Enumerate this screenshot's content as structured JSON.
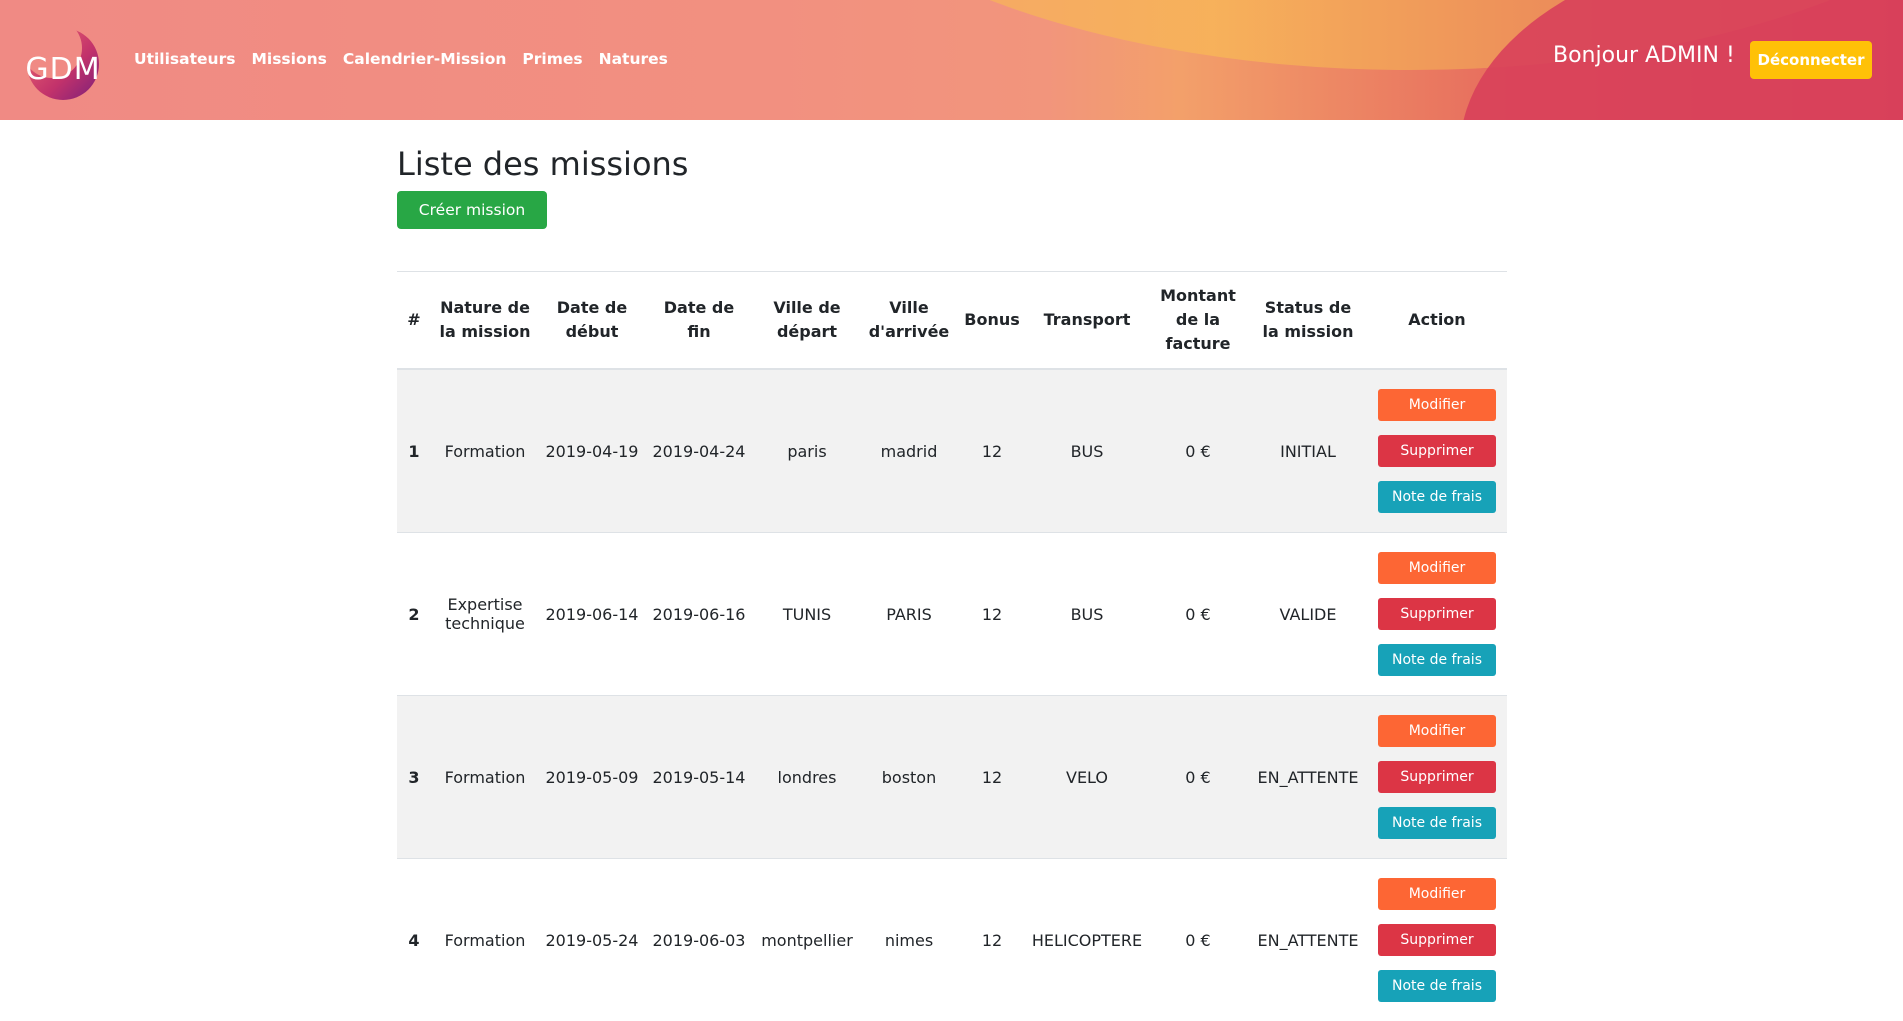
{
  "header": {
    "logo_text": "GDM",
    "nav": [
      {
        "label": "Utilisateurs"
      },
      {
        "label": "Missions"
      },
      {
        "label": "Calendrier-Mission"
      },
      {
        "label": "Primes"
      },
      {
        "label": "Natures"
      }
    ],
    "greeting": "Bonjour ADMIN !",
    "logout_label": "Déconnecter"
  },
  "main": {
    "title": "Liste des missions",
    "create_label": "Créer mission"
  },
  "table": {
    "columns": [
      "#",
      "Nature de la mission",
      "Date de début",
      "Date de fin",
      "Ville de départ",
      "Ville d'arrivée",
      "Bonus",
      "Transport",
      "Montant de la facture",
      "Status de la mission",
      "Action"
    ],
    "rows": [
      {
        "id": "1",
        "nature": "Formation",
        "start": "2019-04-19",
        "end": "2019-04-24",
        "from": "paris",
        "to": "madrid",
        "bonus": "12",
        "transport": "BUS",
        "amount": "0 €",
        "status": "INITIAL"
      },
      {
        "id": "2",
        "nature": "Expertise technique",
        "start": "2019-06-14",
        "end": "2019-06-16",
        "from": "TUNIS",
        "to": "PARIS",
        "bonus": "12",
        "transport": "BUS",
        "amount": "0 €",
        "status": "VALIDE"
      },
      {
        "id": "3",
        "nature": "Formation",
        "start": "2019-05-09",
        "end": "2019-05-14",
        "from": "londres",
        "to": "boston",
        "bonus": "12",
        "transport": "VELO",
        "amount": "0 €",
        "status": "EN_ATTENTE"
      },
      {
        "id": "4",
        "nature": "Formation",
        "start": "2019-05-24",
        "end": "2019-06-03",
        "from": "montpellier",
        "to": "nimes",
        "bonus": "12",
        "transport": "HELICOPTERE",
        "amount": "0 €",
        "status": "EN_ATTENTE"
      }
    ],
    "actions": {
      "edit_label": "Modifier",
      "delete_label": "Supprimer",
      "expense_label": "Note de frais"
    }
  },
  "colors": {
    "modifier": "#fd6634",
    "supprimer": "#dc3545",
    "note": "#17a2b8",
    "create": "#28a745",
    "logout": "#ffc107"
  }
}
▬▬▬▬▬▬
→ **EXERCISE AIM**
Every entry should be returned exactly as written, minus the pictures.

→ **EXERCISE ANSWER**
Enumerate this screenshot's content as structured JSON.
{
  "header": {
    "logo_text": "GDM",
    "nav": [
      {
        "label": "Utilisateurs"
      },
      {
        "label": "Missions"
      },
      {
        "label": "Calendrier-Mission"
      },
      {
        "label": "Primes"
      },
      {
        "label": "Natures"
      }
    ],
    "greeting": "Bonjour ADMIN !",
    "logout_label": "Déconnecter"
  },
  "main": {
    "title": "Liste des missions",
    "create_label": "Créer mission"
  },
  "table": {
    "columns": [
      "#",
      "Nature de la mission",
      "Date de début",
      "Date de fin",
      "Ville de départ",
      "Ville d'arrivée",
      "Bonus",
      "Transport",
      "Montant de la facture",
      "Status de la mission",
      "Action"
    ],
    "rows": [
      {
        "id": "1",
        "nature": "Formation",
        "start": "2019-04-19",
        "end": "2019-04-24",
        "from": "paris",
        "to": "madrid",
        "bonus": "12",
        "transport": "BUS",
        "amount": "0 €",
        "status": "INITIAL"
      },
      {
        "id": "2",
        "nature": "Expertise technique",
        "start": "2019-06-14",
        "end": "2019-06-16",
        "from": "TUNIS",
        "to": "PARIS",
        "bonus": "12",
        "transport": "BUS",
        "amount": "0 €",
        "status": "VALIDE"
      },
      {
        "id": "3",
        "nature": "Formation",
        "start": "2019-05-09",
        "end": "2019-05-14",
        "from": "londres",
        "to": "boston",
        "bonus": "12",
        "transport": "VELO",
        "amount": "0 €",
        "status": "EN_ATTENTE"
      },
      {
        "id": "4",
        "nature": "Formation",
        "start": "2019-05-24",
        "end": "2019-06-03",
        "from": "montpellier",
        "to": "nimes",
        "bonus": "12",
        "transport": "HELICOPTERE",
        "amount": "0 €",
        "status": "EN_ATTENTE"
      }
    ],
    "actions": {
      "edit_label": "Modifier",
      "delete_label": "Supprimer",
      "expense_label": "Note de frais"
    }
  },
  "colors": {
    "modifier": "#fd6634",
    "supprimer": "#dc3545",
    "note": "#17a2b8",
    "create": "#28a745",
    "logout": "#ffc107"
  }
}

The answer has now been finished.